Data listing
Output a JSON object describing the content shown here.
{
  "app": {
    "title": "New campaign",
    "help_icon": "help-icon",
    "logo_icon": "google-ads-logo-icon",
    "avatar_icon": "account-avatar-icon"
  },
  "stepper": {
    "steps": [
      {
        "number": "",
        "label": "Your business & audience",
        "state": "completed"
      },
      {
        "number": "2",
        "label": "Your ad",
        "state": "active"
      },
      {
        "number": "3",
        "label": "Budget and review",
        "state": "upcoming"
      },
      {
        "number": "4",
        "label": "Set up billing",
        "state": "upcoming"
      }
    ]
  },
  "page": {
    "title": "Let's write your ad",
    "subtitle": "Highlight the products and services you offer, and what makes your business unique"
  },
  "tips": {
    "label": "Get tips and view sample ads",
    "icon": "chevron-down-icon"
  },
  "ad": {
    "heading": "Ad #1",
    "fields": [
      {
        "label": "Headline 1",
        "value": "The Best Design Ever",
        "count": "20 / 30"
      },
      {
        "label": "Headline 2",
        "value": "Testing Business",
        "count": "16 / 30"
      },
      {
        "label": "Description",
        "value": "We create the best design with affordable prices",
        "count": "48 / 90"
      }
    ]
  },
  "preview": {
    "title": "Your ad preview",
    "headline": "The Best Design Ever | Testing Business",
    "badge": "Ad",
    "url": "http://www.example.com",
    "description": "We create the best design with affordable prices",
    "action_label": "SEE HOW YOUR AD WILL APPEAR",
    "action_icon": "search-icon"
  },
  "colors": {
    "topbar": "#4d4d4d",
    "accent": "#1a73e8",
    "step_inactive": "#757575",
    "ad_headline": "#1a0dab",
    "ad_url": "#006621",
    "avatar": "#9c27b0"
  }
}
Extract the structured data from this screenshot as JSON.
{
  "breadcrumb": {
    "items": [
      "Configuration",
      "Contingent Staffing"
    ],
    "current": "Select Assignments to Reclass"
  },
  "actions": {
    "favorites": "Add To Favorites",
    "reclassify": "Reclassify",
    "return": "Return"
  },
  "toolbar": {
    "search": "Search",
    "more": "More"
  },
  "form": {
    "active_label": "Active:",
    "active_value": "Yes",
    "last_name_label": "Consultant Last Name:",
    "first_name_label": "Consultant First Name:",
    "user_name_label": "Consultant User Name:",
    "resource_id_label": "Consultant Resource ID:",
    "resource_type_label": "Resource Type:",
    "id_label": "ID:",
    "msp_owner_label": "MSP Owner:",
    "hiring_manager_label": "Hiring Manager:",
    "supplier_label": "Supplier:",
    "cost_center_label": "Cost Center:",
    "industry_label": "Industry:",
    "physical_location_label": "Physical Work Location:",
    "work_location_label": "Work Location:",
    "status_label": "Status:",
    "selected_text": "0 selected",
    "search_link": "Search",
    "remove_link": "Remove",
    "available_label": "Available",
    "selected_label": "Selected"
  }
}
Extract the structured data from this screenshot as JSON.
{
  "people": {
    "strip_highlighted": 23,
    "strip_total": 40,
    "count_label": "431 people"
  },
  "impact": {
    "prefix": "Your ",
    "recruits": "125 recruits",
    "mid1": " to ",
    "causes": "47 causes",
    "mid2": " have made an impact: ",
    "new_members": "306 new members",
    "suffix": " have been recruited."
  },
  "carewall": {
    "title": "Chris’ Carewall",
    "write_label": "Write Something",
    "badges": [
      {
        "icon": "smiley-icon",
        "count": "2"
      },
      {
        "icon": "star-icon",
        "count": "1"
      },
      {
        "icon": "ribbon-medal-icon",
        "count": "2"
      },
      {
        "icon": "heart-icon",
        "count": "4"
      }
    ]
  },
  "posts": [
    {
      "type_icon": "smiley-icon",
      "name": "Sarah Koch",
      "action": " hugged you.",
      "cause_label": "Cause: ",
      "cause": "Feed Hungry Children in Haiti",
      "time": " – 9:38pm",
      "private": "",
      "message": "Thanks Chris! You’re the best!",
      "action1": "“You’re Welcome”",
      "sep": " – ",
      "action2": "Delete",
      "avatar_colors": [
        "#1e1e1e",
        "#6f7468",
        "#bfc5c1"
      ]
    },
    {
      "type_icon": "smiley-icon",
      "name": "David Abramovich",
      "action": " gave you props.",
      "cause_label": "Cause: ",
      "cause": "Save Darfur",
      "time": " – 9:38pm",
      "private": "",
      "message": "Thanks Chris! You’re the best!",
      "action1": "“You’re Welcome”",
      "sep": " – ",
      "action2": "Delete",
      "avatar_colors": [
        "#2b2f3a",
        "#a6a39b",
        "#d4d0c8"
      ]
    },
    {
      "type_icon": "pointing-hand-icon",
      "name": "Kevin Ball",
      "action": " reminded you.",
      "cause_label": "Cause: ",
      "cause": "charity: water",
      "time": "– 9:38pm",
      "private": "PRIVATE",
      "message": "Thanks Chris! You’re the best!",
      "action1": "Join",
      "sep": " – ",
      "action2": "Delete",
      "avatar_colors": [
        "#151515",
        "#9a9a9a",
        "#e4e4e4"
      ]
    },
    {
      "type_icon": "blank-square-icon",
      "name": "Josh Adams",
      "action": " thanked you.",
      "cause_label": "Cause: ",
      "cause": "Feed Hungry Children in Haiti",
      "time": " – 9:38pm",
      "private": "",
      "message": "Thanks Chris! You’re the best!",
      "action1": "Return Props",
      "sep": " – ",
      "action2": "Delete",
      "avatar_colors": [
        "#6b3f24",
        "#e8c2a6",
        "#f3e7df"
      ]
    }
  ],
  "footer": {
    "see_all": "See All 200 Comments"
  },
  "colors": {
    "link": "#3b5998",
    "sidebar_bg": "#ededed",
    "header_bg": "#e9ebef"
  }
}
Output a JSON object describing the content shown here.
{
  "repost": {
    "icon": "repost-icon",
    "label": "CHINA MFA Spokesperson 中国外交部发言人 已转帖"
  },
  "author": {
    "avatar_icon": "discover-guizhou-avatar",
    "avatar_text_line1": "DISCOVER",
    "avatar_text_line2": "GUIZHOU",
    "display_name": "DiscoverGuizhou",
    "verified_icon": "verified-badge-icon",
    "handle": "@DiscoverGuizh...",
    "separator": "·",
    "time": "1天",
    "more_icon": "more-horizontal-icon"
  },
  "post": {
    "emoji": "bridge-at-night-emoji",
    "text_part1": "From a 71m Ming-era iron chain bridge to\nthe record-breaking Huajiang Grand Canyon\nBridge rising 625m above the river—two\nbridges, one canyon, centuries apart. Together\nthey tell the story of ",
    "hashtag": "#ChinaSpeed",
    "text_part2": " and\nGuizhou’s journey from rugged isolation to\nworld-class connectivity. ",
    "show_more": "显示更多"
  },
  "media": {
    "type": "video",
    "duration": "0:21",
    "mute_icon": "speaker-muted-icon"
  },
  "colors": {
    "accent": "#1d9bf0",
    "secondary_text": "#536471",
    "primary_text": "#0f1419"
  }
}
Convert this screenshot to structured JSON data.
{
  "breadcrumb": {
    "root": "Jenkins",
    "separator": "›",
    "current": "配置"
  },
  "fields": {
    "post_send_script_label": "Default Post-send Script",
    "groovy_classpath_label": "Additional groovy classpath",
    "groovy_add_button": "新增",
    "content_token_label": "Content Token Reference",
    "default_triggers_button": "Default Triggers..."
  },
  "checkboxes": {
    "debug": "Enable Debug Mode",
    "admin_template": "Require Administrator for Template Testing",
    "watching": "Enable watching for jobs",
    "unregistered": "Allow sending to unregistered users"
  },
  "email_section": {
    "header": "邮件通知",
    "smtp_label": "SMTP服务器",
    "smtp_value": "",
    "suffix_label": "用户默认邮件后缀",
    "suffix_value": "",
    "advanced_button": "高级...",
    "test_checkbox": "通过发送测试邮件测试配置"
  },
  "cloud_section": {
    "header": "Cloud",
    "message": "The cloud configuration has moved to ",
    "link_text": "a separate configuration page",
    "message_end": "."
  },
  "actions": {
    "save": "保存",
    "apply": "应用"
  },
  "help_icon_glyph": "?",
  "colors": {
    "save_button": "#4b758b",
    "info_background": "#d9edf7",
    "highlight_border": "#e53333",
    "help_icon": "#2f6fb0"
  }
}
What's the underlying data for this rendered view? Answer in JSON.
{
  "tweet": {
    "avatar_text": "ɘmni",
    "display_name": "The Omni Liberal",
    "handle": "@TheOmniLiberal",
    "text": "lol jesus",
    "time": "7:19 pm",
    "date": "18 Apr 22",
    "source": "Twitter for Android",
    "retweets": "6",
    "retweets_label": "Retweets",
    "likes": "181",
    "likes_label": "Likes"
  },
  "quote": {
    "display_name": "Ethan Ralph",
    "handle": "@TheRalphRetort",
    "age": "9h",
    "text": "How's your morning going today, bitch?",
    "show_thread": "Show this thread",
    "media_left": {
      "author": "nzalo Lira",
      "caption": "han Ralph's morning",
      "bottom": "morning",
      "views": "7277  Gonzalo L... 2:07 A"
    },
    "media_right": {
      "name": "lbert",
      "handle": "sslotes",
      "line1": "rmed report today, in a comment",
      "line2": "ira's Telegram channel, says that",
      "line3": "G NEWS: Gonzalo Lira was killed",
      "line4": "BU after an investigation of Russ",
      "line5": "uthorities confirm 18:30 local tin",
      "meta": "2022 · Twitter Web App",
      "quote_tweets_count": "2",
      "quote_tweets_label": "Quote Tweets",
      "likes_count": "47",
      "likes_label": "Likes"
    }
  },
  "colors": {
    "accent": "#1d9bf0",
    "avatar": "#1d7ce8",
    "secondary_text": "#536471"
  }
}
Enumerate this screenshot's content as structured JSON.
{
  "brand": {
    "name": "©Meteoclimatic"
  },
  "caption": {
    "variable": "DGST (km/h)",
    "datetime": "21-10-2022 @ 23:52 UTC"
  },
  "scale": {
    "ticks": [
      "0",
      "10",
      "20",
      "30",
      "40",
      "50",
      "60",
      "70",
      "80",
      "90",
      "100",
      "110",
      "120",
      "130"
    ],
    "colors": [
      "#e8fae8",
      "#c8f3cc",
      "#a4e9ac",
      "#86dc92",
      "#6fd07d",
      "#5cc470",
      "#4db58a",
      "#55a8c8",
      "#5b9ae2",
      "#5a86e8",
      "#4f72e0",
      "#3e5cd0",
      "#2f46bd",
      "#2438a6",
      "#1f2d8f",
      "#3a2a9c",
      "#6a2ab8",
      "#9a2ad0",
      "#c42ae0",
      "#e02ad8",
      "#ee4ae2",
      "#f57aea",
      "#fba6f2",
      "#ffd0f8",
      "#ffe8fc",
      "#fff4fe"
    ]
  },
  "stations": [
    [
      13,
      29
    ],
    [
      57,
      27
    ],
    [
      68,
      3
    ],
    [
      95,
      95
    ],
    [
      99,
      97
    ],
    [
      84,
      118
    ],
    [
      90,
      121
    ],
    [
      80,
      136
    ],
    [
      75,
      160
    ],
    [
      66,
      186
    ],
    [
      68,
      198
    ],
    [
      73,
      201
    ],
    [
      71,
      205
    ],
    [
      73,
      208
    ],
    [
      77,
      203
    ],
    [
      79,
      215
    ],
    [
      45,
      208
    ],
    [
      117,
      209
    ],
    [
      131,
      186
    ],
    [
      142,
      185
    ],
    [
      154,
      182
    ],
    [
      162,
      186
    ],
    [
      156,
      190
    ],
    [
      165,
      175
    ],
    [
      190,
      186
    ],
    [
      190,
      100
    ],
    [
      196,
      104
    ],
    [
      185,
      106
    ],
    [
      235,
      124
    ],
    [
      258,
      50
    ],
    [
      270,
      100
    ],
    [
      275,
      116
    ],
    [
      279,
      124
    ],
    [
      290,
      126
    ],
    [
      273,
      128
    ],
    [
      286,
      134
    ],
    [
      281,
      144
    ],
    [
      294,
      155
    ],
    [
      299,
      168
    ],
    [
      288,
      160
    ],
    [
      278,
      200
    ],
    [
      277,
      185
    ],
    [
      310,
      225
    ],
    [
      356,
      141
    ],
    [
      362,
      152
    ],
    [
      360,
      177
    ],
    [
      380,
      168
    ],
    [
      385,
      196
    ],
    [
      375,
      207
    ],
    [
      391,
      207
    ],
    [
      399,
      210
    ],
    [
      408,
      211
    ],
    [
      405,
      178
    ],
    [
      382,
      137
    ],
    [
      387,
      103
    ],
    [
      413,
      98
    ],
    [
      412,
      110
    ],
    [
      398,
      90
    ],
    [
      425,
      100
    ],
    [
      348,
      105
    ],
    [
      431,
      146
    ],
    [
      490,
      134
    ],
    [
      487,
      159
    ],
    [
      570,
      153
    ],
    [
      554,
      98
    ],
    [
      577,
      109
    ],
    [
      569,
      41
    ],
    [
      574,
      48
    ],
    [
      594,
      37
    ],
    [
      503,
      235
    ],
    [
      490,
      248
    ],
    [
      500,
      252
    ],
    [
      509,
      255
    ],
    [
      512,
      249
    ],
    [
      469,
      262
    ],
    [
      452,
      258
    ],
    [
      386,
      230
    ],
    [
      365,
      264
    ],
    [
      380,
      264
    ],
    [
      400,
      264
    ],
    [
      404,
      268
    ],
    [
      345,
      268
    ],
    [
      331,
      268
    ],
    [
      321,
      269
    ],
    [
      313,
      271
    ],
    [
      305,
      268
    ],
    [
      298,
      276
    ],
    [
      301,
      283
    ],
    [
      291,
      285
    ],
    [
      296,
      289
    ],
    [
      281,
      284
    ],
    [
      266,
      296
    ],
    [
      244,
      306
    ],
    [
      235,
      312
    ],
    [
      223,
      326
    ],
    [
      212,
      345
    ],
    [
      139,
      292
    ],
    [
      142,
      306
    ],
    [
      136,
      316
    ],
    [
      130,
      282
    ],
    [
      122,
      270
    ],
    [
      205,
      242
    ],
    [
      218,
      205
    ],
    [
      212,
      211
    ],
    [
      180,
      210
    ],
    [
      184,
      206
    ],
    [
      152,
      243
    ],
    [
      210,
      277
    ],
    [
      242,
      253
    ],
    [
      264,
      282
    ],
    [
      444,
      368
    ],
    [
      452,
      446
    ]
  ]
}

■ **What you need to do**
From the data above, pick out each line containing "handle" and copy it.

■ **Exercise output**
    "handle": "@DiscoverGuizh...",
    "handle": "@TheOmniLiberal",
    "handle": "@TheRalphRetort",
      "handle": "sslotes",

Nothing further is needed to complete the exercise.